#### [Required action 1]
Using the storage facility article, answer these:
(a) How many units of spent nuclear fuel does the cask on the vessel likely contain?
(b) Which company operates the storage facility?
(c) Which two elements are extracted from spent nuclear fuel in the nuclear fuel cycle?
#### [Required action 2]
Rewrite the storage facility article starting with "Interim Storage Facility in" and going on through "the storage facility.", switching "Thursday" to "Friday".
#### [Required action 3]
Translate this sentence from the storage facility article into Spanish: "The interim storage facility plays an important role in Japan's plans to establish a nuclear fuel cycle, in which uranium and plutonium are extracted from spent nuclear fuel and then reprocessed for use at nuclear plants."

#### [Source passage]
"""
Interim Storage Facility in Northeastern Japan to Receive N-Fuel Soon

Economy

Mutsu, Aomori Pref., Sept. 26 (Jiji Press)--A temporary storage facility in northeastern Japan will likely receive the first batch of spent nuclear fuel soon, after a cargo vessel believed to carry the fuel docked and the shipment was unloaded at a nearby port on Thursday morning.

The vessel likely carrying one cask containing 69 units of spent nuclear fuel from the No. 4 reactor of Tokyo Electric Power Company Holdings Inc.'s Kashiwazaki-Kariwa nuclear plant in Niigata Prefecture, central Japan, arrived at the port of Mutsu, a city in Aomori Prefecture that hosts the storage facility.

Work to transport spent nuclear fuel to the facility, operated by Recyclable-Fuel Storage Co., or RFS, is expected to begin on a full scale as early as next month, if the Nuclear Regulation Authority finds no issues with the procedure.

The start of the storage facility's operations is expected to give a boost to the Japanese government's plans to promote nuclear power generation, given that the capacity of fuel storage pools at nuclear power plants in the country is reaching the limit.

The interim storage facility plays an important role in Japan's plans to establish a nuclear fuel cycle, in which uranium and plutonium are extracted from spent nuclear fuel and then reprocessed for use at nuclear plants.
"""
#### [Given information]
"""
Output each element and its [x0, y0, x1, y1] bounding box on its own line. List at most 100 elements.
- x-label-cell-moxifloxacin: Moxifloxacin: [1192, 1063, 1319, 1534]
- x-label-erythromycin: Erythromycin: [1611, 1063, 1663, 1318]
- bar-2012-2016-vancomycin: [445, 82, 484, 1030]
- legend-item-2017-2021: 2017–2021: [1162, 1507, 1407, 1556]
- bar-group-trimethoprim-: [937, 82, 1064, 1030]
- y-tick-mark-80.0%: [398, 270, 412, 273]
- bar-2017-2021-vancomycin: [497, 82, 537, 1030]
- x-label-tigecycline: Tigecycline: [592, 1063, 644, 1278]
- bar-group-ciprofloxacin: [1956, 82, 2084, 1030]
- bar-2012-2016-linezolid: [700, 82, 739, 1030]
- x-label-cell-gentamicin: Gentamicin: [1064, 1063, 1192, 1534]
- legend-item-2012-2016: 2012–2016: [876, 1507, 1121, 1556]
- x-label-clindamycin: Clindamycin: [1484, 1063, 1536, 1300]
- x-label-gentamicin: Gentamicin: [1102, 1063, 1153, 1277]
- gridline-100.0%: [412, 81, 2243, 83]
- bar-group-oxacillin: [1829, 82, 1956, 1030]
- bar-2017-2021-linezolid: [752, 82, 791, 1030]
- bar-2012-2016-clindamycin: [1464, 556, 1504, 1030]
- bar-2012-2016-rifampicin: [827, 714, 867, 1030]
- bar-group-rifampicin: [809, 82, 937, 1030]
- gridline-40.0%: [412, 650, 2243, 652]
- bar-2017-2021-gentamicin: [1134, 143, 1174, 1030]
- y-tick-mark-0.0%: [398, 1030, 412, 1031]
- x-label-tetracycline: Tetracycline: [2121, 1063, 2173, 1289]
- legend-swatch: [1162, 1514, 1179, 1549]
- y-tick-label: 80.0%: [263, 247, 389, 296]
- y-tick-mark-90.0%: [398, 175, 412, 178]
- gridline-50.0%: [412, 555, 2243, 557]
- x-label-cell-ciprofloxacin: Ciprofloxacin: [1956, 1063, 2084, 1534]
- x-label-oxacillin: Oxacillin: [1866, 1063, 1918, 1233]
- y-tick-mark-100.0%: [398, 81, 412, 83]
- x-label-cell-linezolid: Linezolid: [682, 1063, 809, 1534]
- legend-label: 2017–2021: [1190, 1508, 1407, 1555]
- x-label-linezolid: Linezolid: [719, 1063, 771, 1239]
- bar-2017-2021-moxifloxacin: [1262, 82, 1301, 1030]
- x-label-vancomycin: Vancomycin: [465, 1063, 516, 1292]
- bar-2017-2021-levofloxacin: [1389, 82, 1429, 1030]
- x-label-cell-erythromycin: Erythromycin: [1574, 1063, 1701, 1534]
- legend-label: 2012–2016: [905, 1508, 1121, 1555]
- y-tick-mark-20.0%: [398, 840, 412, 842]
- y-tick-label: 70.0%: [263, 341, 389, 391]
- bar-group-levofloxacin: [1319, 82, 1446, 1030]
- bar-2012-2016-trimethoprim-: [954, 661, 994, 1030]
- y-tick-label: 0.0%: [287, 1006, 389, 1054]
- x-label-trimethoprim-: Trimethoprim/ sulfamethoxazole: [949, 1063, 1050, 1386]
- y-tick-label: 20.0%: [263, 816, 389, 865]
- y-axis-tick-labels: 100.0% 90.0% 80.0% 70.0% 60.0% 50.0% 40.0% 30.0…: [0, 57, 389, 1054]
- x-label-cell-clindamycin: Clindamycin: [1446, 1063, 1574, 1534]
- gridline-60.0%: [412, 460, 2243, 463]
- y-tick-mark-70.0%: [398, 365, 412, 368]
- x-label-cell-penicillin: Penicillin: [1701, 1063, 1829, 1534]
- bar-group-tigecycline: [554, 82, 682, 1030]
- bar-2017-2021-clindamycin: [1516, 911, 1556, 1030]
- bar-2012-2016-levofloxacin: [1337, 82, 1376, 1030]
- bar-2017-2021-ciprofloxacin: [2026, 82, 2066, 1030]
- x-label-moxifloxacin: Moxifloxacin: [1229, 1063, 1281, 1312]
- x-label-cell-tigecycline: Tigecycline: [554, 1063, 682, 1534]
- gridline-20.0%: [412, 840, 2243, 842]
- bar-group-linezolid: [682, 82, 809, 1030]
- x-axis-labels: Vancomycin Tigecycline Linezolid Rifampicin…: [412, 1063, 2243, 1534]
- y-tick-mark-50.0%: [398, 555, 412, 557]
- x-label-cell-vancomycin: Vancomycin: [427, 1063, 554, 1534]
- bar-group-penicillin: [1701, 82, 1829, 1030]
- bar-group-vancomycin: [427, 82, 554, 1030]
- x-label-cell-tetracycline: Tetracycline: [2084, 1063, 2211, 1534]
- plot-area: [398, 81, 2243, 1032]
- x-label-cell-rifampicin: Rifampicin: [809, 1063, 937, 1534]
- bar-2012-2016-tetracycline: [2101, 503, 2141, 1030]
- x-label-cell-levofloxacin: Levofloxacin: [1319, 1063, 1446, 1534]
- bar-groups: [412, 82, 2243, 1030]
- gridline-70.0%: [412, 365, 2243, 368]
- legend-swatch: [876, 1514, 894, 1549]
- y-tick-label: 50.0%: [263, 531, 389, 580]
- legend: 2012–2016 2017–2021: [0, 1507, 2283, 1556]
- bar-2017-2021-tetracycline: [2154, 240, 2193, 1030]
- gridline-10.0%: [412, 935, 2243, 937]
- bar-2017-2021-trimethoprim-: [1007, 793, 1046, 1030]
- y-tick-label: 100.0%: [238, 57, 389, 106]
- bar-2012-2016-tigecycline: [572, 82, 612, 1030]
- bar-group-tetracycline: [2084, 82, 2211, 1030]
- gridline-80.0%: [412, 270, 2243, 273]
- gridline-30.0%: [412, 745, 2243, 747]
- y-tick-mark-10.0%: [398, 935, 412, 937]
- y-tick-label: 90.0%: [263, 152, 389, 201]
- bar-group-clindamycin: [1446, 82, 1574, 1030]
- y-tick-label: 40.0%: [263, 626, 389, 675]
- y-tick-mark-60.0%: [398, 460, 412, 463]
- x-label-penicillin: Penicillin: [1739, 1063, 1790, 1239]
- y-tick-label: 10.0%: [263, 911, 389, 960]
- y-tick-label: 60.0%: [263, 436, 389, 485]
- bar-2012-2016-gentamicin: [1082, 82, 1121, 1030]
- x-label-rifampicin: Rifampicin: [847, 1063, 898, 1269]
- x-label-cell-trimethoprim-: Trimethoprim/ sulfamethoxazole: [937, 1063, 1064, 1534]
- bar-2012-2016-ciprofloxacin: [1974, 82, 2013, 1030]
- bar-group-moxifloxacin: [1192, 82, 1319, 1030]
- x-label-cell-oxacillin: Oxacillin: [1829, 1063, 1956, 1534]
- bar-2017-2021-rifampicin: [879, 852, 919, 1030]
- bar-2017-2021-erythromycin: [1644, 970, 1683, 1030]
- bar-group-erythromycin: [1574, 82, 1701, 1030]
"""
#### [Task result 1]
(a) 69 units
(b) Recyclable-Fuel Storage Co. (RFS)
(c) Uranium and plutonium

#### [Task result 2]
Interim Storage Facility in Northeastern Japan to Receive N-Fuel Soon

Economy

Mutsu, Aomori Pref., Sept. 26 (Jiji Press)--A temporary storage facility in northeastern Japan will likely receive the first batch of spent nuclear fuel soon, after a cargo vessel believed to carry the fuel docked and the shipment was unloaded at a nearby port on Friday morning.

The vessel likely carrying one cask containing 69 units of spent nuclear fuel from the No. 4 reactor of Tokyo Electric Power Company Holdings Inc.'s Kashiwazaki-Kariwa nuclear plant in Niigata Prefecture, central Japan, arrived at the port of Mutsu, a city in Aomori Prefecture that hosts the storage facility.

#### [Task result 3]
La instalación de almacenamiento provisional desempeña un papel importante en los planes de Japón para establecer un ciclo del combustible nuclear, en el que el uranio y el plutonio se extraen del combustible nuclear gastado y luego se reprocesan para su uso en centrales nucleares.